_Given exercise_
Your task is to repeat the entries underneath exactly, minus the pictures.

Extracts from a graphics dataset
⁂

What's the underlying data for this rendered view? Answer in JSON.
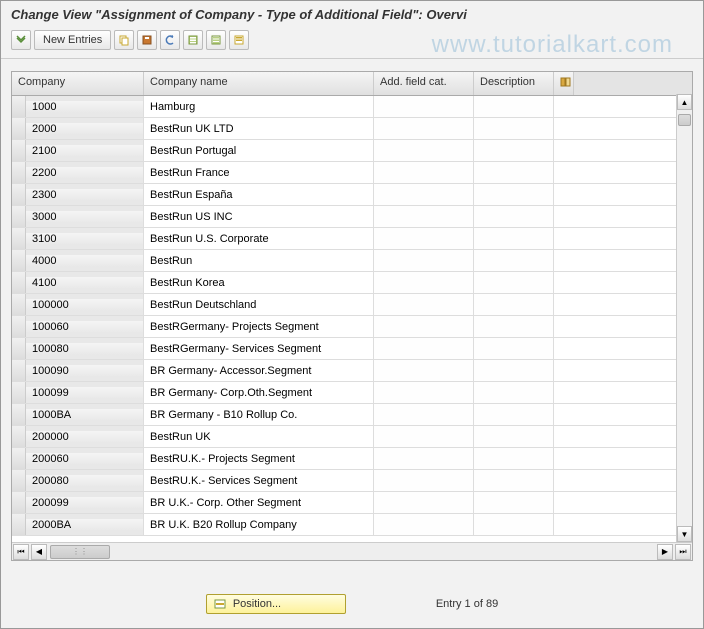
{
  "title": "Change View \"Assignment of Company - Type of Additional Field\": Overvi",
  "watermark": "www.tutorialkart.com",
  "toolbar": {
    "new_entries_label": "New Entries"
  },
  "table": {
    "columns": {
      "company": "Company",
      "company_name": "Company name",
      "add_field_cat": "Add. field cat.",
      "description": "Description"
    },
    "rows": [
      {
        "company": "1000",
        "name": "Hamburg",
        "add": "",
        "desc": ""
      },
      {
        "company": "2000",
        "name": "BestRun UK LTD",
        "add": "",
        "desc": ""
      },
      {
        "company": "2100",
        "name": "BestRun Portugal",
        "add": "",
        "desc": ""
      },
      {
        "company": "2200",
        "name": "BestRun France",
        "add": "",
        "desc": ""
      },
      {
        "company": "2300",
        "name": "BestRun España",
        "add": "",
        "desc": ""
      },
      {
        "company": "3000",
        "name": "BestRun US INC",
        "add": "",
        "desc": ""
      },
      {
        "company": "3100",
        "name": "BestRun U.S. Corporate",
        "add": "",
        "desc": ""
      },
      {
        "company": "4000",
        "name": "BestRun",
        "add": "",
        "desc": ""
      },
      {
        "company": "4100",
        "name": "BestRun Korea",
        "add": "",
        "desc": ""
      },
      {
        "company": "100000",
        "name": "BestRun Deutschland",
        "add": "",
        "desc": ""
      },
      {
        "company": "100060",
        "name": "BestRGermany- Projects Segment",
        "add": "",
        "desc": ""
      },
      {
        "company": "100080",
        "name": "BestRGermany- Services Segment",
        "add": "",
        "desc": ""
      },
      {
        "company": "100090",
        "name": "BR Germany- Accessor.Segment",
        "add": "",
        "desc": ""
      },
      {
        "company": "100099",
        "name": "BR Germany- Corp.Oth.Segment",
        "add": "",
        "desc": ""
      },
      {
        "company": "1000BA",
        "name": "BR Germany - B10 Rollup Co.",
        "add": "",
        "desc": ""
      },
      {
        "company": "200000",
        "name": "BestRun UK",
        "add": "",
        "desc": ""
      },
      {
        "company": "200060",
        "name": "BestRU.K.-    Projects Segment",
        "add": "",
        "desc": ""
      },
      {
        "company": "200080",
        "name": "BestRU.K.-    Services Segment",
        "add": "",
        "desc": ""
      },
      {
        "company": "200099",
        "name": "BR U.K.- Corp. Other Segment",
        "add": "",
        "desc": ""
      },
      {
        "company": "2000BA",
        "name": "BR  U.K. B20 Rollup Company",
        "add": "",
        "desc": ""
      }
    ]
  },
  "position_button": "Position...",
  "entry_status": "Entry 1 of 89",
  "colors": {
    "background": "#f2f2f2",
    "header_gradient_top": "#f5f5f5",
    "header_gradient_bottom": "#e0e0e0",
    "position_btn_bg": "#fdf29a",
    "border": "#aaaaaa"
  }
}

⁂

_Output_
What's the underlying data for this rendered view? Answer in JSON.
{
  "title": "Change View \"Assignment of Company - Type of Additional Field\": Overvi",
  "watermark": "www.tutorialkart.com",
  "toolbar": {
    "new_entries_label": "New Entries"
  },
  "table": {
    "columns": {
      "company": "Company",
      "company_name": "Company name",
      "add_field_cat": "Add. field cat.",
      "description": "Description"
    },
    "rows": [
      {
        "company": "1000",
        "name": "Hamburg",
        "add": "",
        "desc": ""
      },
      {
        "company": "2000",
        "name": "BestRun UK LTD",
        "add": "",
        "desc": ""
      },
      {
        "company": "2100",
        "name": "BestRun Portugal",
        "add": "",
        "desc": ""
      },
      {
        "company": "2200",
        "name": "BestRun France",
        "add": "",
        "desc": ""
      },
      {
        "company": "2300",
        "name": "BestRun España",
        "add": "",
        "desc": ""
      },
      {
        "company": "3000",
        "name": "BestRun US INC",
        "add": "",
        "desc": ""
      },
      {
        "company": "3100",
        "name": "BestRun U.S. Corporate",
        "add": "",
        "desc": ""
      },
      {
        "company": "4000",
        "name": "BestRun",
        "add": "",
        "desc": ""
      },
      {
        "company": "4100",
        "name": "BestRun Korea",
        "add": "",
        "desc": ""
      },
      {
        "company": "100000",
        "name": "BestRun Deutschland",
        "add": "",
        "desc": ""
      },
      {
        "company": "100060",
        "name": "BestRGermany- Projects Segment",
        "add": "",
        "desc": ""
      },
      {
        "company": "100080",
        "name": "BestRGermany- Services Segment",
        "add": "",
        "desc": ""
      },
      {
        "company": "100090",
        "name": "BR Germany- Accessor.Segment",
        "add": "",
        "desc": ""
      },
      {
        "company": "100099",
        "name": "BR Germany- Corp.Oth.Segment",
        "add": "",
        "desc": ""
      },
      {
        "company": "1000BA",
        "name": "BR Germany - B10 Rollup Co.",
        "add": "",
        "desc": ""
      },
      {
        "company": "200000",
        "name": "BestRun UK",
        "add": "",
        "desc": ""
      },
      {
        "company": "200060",
        "name": "BestRU.K.-    Projects Segment",
        "add": "",
        "desc": ""
      },
      {
        "company": "200080",
        "name": "BestRU.K.-    Services Segment",
        "add": "",
        "desc": ""
      },
      {
        "company": "200099",
        "name": "BR U.K.- Corp. Other Segment",
        "add": "",
        "desc": ""
      },
      {
        "company": "2000BA",
        "name": "BR  U.K. B20 Rollup Company",
        "add": "",
        "desc": ""
      }
    ]
  },
  "position_button": "Position...",
  "entry_status": "Entry 1 of 89",
  "colors": {
    "background": "#f2f2f2",
    "header_gradient_top": "#f5f5f5",
    "header_gradient_bottom": "#e0e0e0",
    "position_btn_bg": "#fdf29a",
    "border": "#aaaaaa"
  }
}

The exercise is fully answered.